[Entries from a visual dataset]
+---+

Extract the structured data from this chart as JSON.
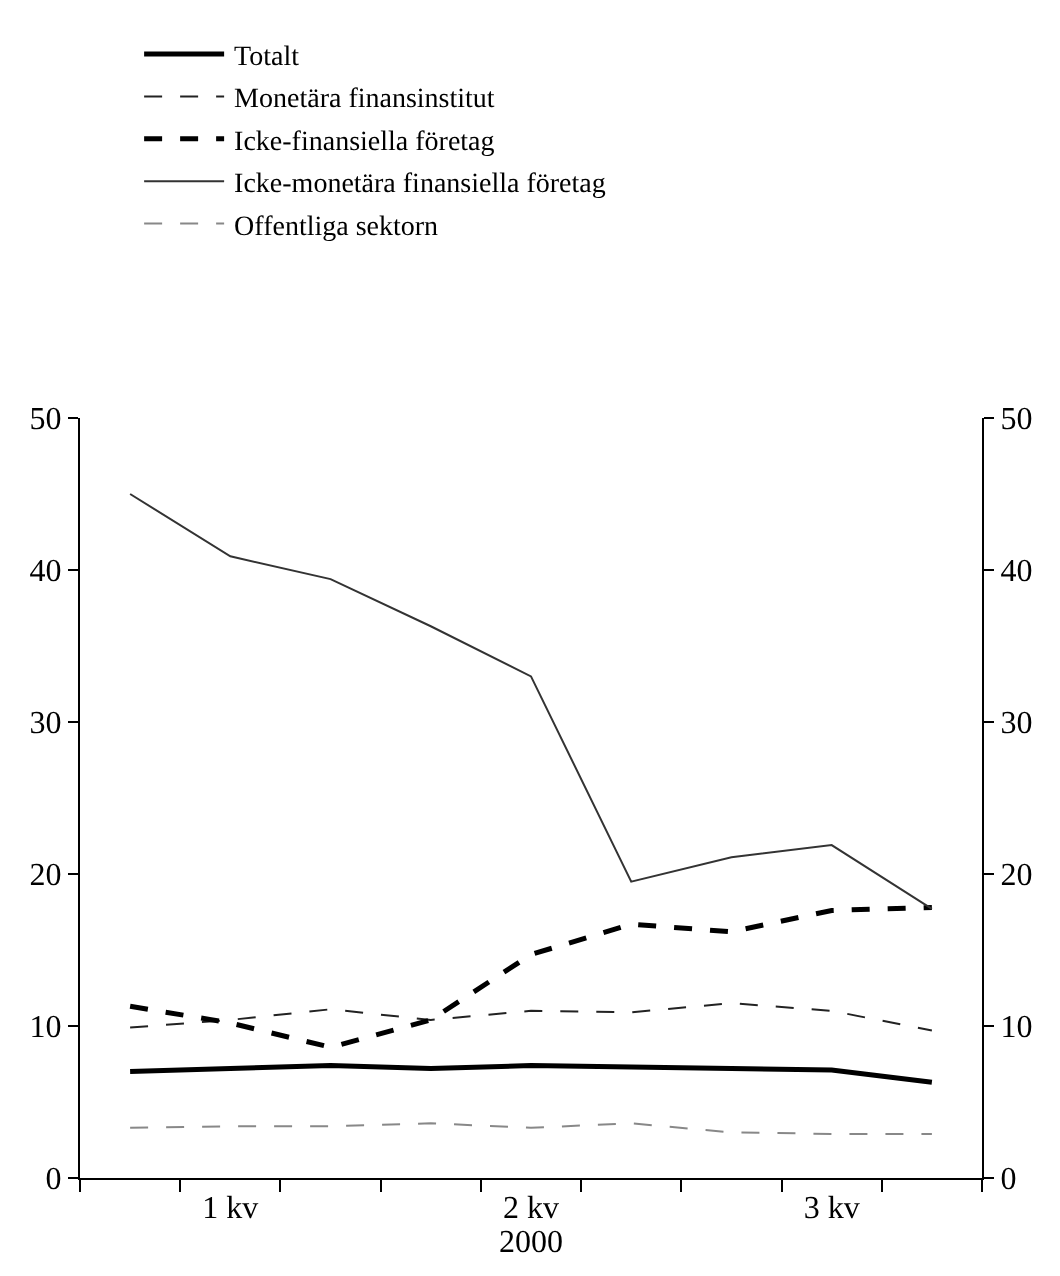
{
  "chart_data": {
    "type": "line",
    "xlabel": "2000",
    "categories": [
      null,
      "1 kv",
      null,
      null,
      "2 kv",
      null,
      null,
      "3 kv",
      null
    ],
    "ylim": [
      0,
      50
    ],
    "yticks": [
      0,
      10,
      20,
      30,
      40,
      50
    ],
    "y2lim": [
      0,
      50
    ],
    "y2ticks": [
      0,
      10,
      20,
      30,
      40,
      50
    ],
    "legend": "top left",
    "marker": "none",
    "series": [
      {
        "name": "Totalt",
        "color": "#000000",
        "line_style": "solid",
        "values": [
          7.0,
          7.2,
          7.4,
          7.2,
          7.4,
          7.3,
          7.2,
          7.1,
          6.3
        ]
      },
      {
        "name": "Monetära finansinstitut",
        "color": "#222222",
        "line_style": "dashed",
        "values": [
          9.9,
          10.4,
          11.1,
          10.4,
          11.0,
          10.9,
          11.5,
          11.0,
          9.7
        ]
      },
      {
        "name": "Icke-finansiella företag",
        "color": "#000000",
        "line_style": "dashed",
        "values": [
          11.3,
          10.2,
          8.6,
          10.4,
          14.7,
          16.7,
          16.2,
          17.6,
          17.8
        ]
      },
      {
        "name": "Icke-monetära finansiella företag",
        "color": "#333333",
        "line_style": "solid",
        "values": [
          45.0,
          40.9,
          39.4,
          36.3,
          33.0,
          19.5,
          21.1,
          21.9,
          17.7
        ]
      },
      {
        "name": "Offentliga sektorn",
        "color": "#888888",
        "line_style": "dashed",
        "values": [
          3.3,
          3.4,
          3.4,
          3.6,
          3.3,
          3.6,
          3.0,
          2.9,
          2.9
        ]
      }
    ]
  }
}
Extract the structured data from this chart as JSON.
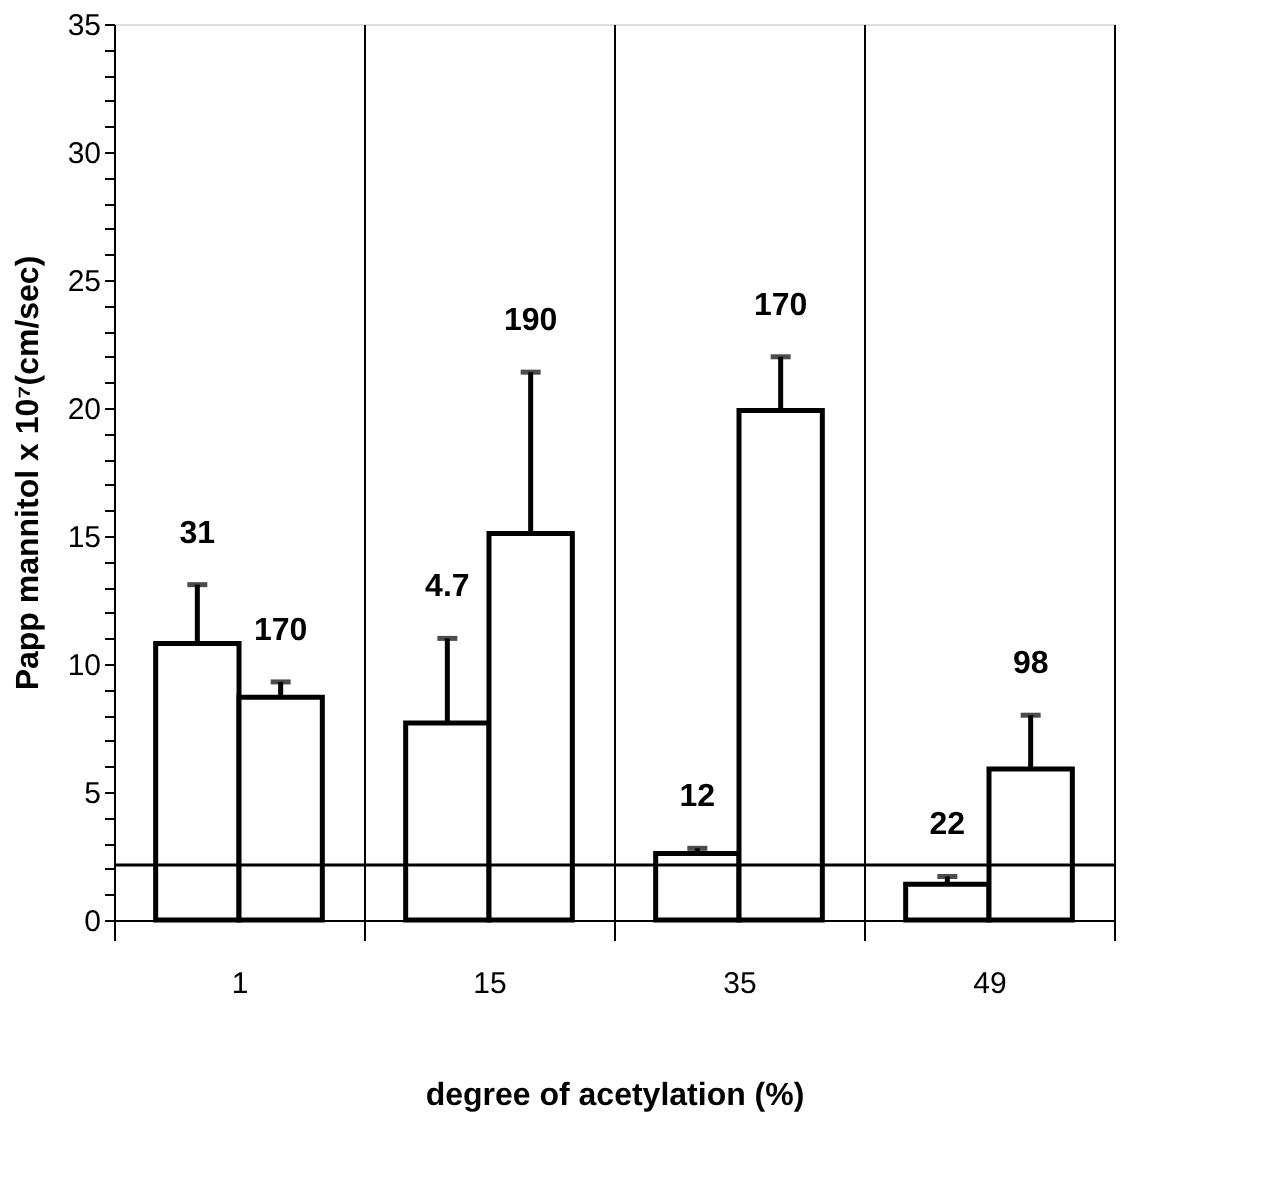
{
  "chart_data": {
    "type": "bar",
    "xlabel": "degree of acetylation (%)",
    "ylabel": "Papp mannitol x 10⁷(cm/sec)",
    "categories": [
      "1",
      "15",
      "35",
      "49"
    ],
    "series": [
      {
        "color": "#ffffff",
        "values": [
          10.8,
          7.7,
          2.6,
          1.4
        ],
        "errors": [
          [
            10.8,
            13.1
          ],
          [
            7.7,
            11.0
          ],
          [
            2.6,
            2.8
          ],
          [
            1.4,
            1.7
          ]
        ]
      },
      {
        "color": "#ffffff",
        "values": [
          8.7,
          15.1,
          19.9,
          5.9
        ],
        "errors": [
          [
            8.7,
            9.3
          ],
          [
            15.1,
            21.4
          ],
          [
            19.9,
            22.0
          ],
          [
            5.9,
            8.0
          ]
        ]
      }
    ],
    "ylim": [
      0,
      35
    ],
    "yticks": [
      0,
      {
        "value": 1,
        "label": null
      },
      {
        "value": 2,
        "label": null
      },
      {
        "value": 3,
        "label": null
      },
      {
        "value": 4,
        "label": null
      },
      5,
      {
        "value": 6,
        "label": null
      },
      {
        "value": 7,
        "label": null
      },
      {
        "value": 8,
        "label": null
      },
      {
        "value": 9,
        "label": null
      },
      10,
      {
        "value": 11,
        "label": null
      },
      {
        "value": 12,
        "label": null
      },
      {
        "value": 13,
        "label": null
      },
      {
        "value": 14,
        "label": null
      },
      15,
      {
        "value": 16,
        "label": null
      },
      {
        "value": 17,
        "label": null
      },
      {
        "value": 18,
        "label": null
      },
      {
        "value": 19,
        "label": null
      },
      20,
      {
        "value": 21,
        "label": null
      },
      {
        "value": 22,
        "label": null
      },
      {
        "value": 23,
        "label": null
      },
      {
        "value": 24,
        "label": null
      },
      25,
      {
        "value": 26,
        "label": null
      },
      {
        "value": 27,
        "label": null
      },
      {
        "value": 28,
        "label": null
      },
      {
        "value": 29,
        "label": null
      },
      30,
      {
        "value": 31,
        "label": null
      },
      {
        "value": 32,
        "label": null
      },
      {
        "value": 33,
        "label": null
      },
      {
        "value": 34,
        "label": null
      },
      35
    ],
    "ref_lines": [
      {
        "axis": "y",
        "value": 2.15,
        "label": null
      }
    ],
    "annotations": [
      "31",
      "170",
      "4.7",
      "190",
      "12",
      "170",
      "22",
      "98"
    ],
    "grid": "x"
  }
}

+---+

→ **INSTRUCTIONS TO FOLLOW**: Copy out each line in the preceding records that contains "color".

→ **SOLUTION TO THE PROBLEM**:
        "color": "#000000",
        "color": "#222222",
        "color": "#000000",
        "color": "#333333",
        "color": "#888888",
        "color": "#ffffff",
        "color": "#ffffff",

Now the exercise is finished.